## Dataset rows
::::

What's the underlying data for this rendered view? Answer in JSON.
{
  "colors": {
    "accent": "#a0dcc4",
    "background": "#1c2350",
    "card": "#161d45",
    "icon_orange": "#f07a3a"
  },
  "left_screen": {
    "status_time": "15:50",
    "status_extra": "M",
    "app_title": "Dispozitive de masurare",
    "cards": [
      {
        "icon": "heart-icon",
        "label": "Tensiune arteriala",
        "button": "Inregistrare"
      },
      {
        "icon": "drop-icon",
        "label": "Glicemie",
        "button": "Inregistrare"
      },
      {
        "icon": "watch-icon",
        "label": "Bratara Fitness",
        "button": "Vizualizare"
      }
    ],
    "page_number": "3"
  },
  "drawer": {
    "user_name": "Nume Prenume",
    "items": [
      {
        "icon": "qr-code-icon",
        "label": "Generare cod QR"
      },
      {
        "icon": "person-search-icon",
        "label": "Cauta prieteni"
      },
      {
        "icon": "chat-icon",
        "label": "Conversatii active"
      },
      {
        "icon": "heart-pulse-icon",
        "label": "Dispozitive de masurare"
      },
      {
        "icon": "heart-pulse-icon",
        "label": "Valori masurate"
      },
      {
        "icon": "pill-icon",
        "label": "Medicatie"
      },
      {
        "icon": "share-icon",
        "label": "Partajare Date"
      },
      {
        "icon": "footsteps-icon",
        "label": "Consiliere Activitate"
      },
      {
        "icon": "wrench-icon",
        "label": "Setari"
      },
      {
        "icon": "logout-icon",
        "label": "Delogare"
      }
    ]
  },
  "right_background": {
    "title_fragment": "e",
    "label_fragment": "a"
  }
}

::::

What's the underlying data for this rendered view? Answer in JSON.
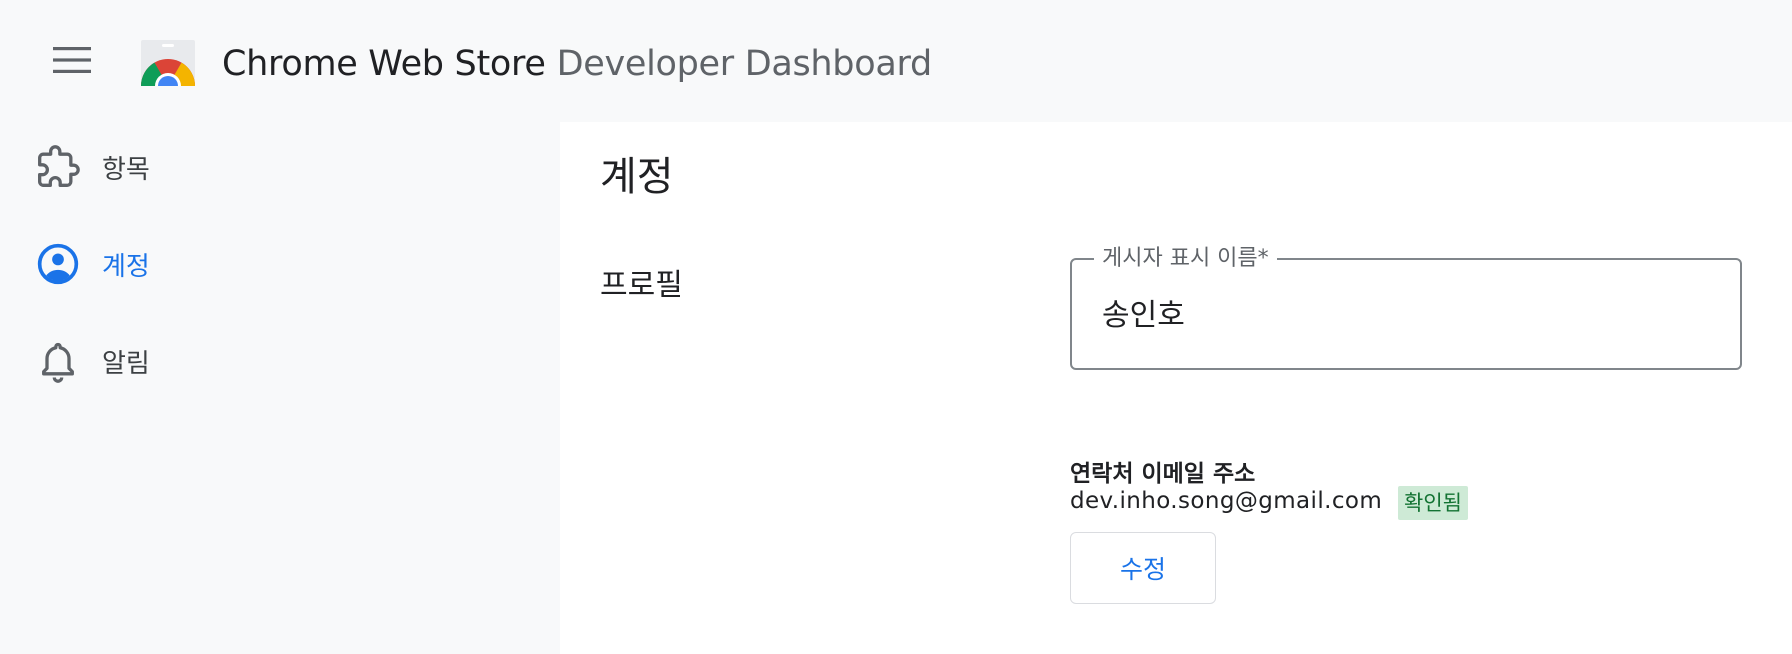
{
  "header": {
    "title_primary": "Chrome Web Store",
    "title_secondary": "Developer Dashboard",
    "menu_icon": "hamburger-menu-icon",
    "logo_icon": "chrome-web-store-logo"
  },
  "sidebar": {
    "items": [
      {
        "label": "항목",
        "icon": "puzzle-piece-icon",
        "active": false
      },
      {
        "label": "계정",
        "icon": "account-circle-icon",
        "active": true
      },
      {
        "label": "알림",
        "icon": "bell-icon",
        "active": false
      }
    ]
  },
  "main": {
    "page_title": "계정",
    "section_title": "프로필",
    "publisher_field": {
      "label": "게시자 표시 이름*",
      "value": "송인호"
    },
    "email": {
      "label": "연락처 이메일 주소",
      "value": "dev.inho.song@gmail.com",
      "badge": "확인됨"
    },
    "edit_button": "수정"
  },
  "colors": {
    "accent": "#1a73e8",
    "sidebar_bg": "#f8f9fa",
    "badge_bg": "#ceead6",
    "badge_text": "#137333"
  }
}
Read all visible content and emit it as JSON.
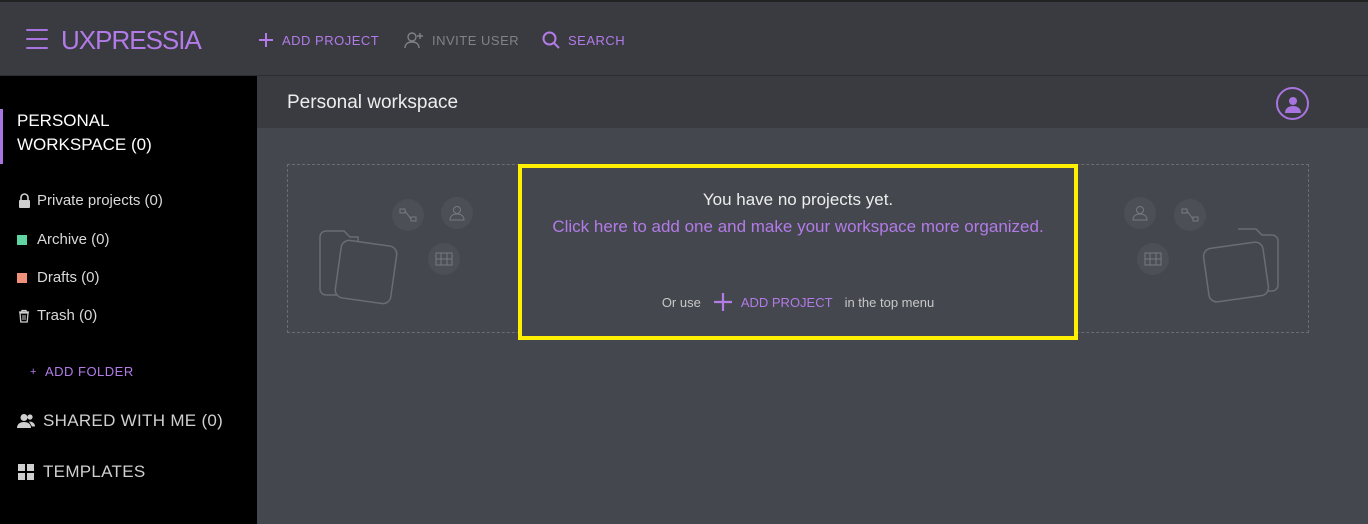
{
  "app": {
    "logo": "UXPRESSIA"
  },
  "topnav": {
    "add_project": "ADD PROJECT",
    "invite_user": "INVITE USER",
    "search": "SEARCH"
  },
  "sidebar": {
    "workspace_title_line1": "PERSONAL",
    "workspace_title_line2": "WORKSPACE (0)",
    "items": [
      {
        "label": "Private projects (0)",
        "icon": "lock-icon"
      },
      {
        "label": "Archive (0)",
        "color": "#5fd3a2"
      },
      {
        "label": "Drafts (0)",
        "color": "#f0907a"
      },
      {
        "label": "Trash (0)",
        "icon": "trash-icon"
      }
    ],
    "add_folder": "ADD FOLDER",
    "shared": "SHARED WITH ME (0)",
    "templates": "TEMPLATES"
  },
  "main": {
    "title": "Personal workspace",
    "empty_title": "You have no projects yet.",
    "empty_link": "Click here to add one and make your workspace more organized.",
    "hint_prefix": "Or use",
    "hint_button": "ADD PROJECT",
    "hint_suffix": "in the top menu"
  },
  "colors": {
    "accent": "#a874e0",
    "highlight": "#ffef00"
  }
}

::::

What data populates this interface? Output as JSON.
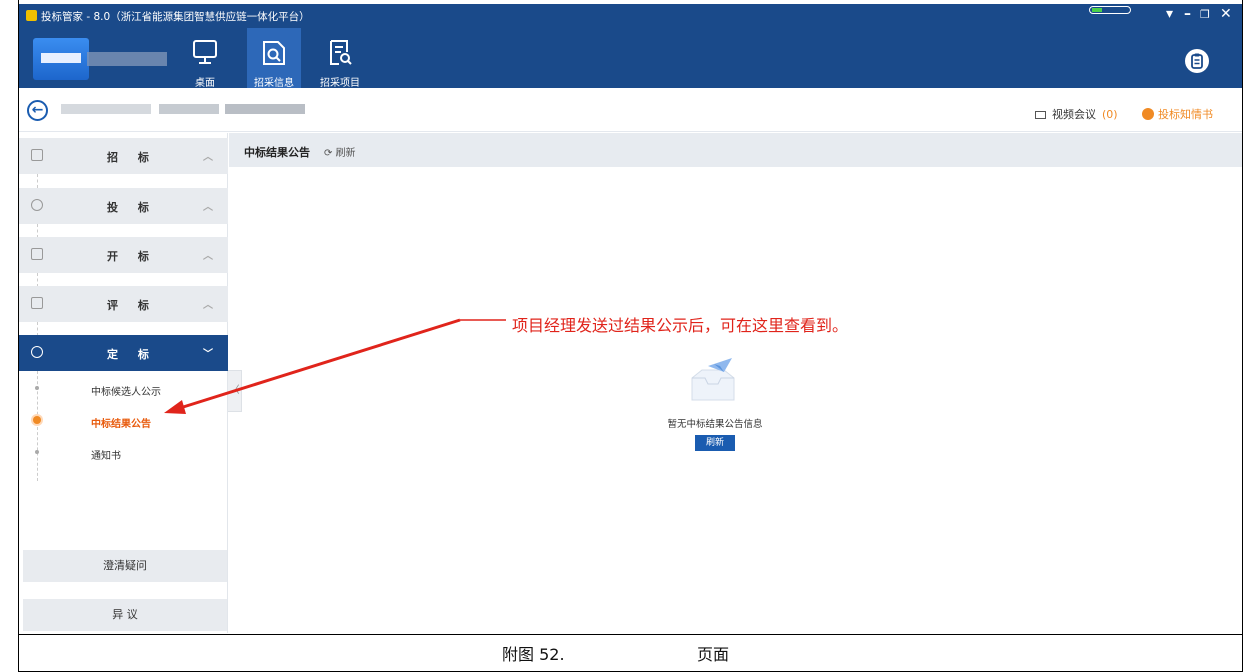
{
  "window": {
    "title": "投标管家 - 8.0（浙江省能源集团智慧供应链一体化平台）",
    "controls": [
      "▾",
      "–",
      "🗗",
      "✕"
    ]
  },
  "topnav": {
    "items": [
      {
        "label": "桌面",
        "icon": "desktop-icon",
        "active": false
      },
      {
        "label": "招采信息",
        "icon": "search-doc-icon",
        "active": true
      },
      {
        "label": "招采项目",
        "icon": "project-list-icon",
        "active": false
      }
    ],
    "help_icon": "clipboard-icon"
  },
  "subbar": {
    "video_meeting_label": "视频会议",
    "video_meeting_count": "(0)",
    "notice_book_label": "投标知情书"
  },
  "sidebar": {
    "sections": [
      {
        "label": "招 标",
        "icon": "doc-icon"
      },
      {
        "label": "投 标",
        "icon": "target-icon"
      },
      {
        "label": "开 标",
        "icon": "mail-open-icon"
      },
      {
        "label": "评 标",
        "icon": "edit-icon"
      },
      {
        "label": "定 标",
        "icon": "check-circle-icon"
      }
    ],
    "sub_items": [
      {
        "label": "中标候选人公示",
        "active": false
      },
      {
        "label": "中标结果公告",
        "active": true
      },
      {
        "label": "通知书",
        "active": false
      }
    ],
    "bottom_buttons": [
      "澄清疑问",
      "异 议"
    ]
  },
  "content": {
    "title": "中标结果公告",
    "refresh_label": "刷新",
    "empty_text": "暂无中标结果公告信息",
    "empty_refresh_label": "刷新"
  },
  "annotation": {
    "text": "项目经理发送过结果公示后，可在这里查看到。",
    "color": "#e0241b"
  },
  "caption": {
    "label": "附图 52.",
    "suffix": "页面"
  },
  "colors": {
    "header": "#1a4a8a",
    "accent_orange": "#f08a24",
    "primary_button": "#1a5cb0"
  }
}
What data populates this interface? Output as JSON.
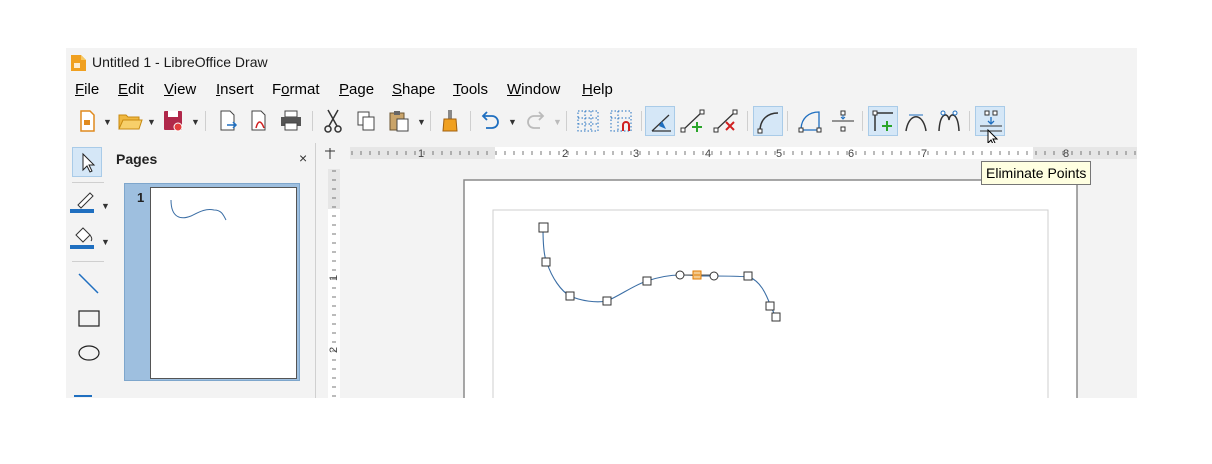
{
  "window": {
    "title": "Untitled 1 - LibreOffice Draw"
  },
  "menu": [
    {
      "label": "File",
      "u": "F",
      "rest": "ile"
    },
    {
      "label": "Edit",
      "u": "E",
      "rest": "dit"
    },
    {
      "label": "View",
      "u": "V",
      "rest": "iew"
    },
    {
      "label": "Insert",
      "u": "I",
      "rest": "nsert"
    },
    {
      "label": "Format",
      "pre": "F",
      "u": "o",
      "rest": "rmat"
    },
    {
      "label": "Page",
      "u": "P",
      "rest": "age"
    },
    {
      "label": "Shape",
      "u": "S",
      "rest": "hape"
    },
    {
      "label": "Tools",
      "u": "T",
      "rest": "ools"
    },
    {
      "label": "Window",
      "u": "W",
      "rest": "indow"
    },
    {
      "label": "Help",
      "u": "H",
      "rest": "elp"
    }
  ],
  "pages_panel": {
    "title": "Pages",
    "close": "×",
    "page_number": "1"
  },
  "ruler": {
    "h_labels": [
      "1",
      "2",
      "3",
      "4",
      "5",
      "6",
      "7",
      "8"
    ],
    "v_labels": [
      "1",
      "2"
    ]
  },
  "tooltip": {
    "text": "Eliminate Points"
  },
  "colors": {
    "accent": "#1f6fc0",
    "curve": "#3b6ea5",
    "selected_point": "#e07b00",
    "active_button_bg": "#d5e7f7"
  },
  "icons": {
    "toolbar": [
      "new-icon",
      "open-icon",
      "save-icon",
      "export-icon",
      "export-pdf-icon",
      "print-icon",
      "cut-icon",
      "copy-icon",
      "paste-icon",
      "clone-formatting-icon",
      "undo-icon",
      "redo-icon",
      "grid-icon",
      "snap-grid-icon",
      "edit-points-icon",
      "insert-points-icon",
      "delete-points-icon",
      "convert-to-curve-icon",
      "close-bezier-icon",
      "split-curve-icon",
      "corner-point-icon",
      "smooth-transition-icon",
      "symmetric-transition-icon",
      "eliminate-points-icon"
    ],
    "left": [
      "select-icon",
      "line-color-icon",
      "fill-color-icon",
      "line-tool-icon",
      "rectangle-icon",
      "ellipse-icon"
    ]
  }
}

::::

## Requirements
State how many lines of the listing above include the word "value". Give nothing but the number.

## Response to this task
2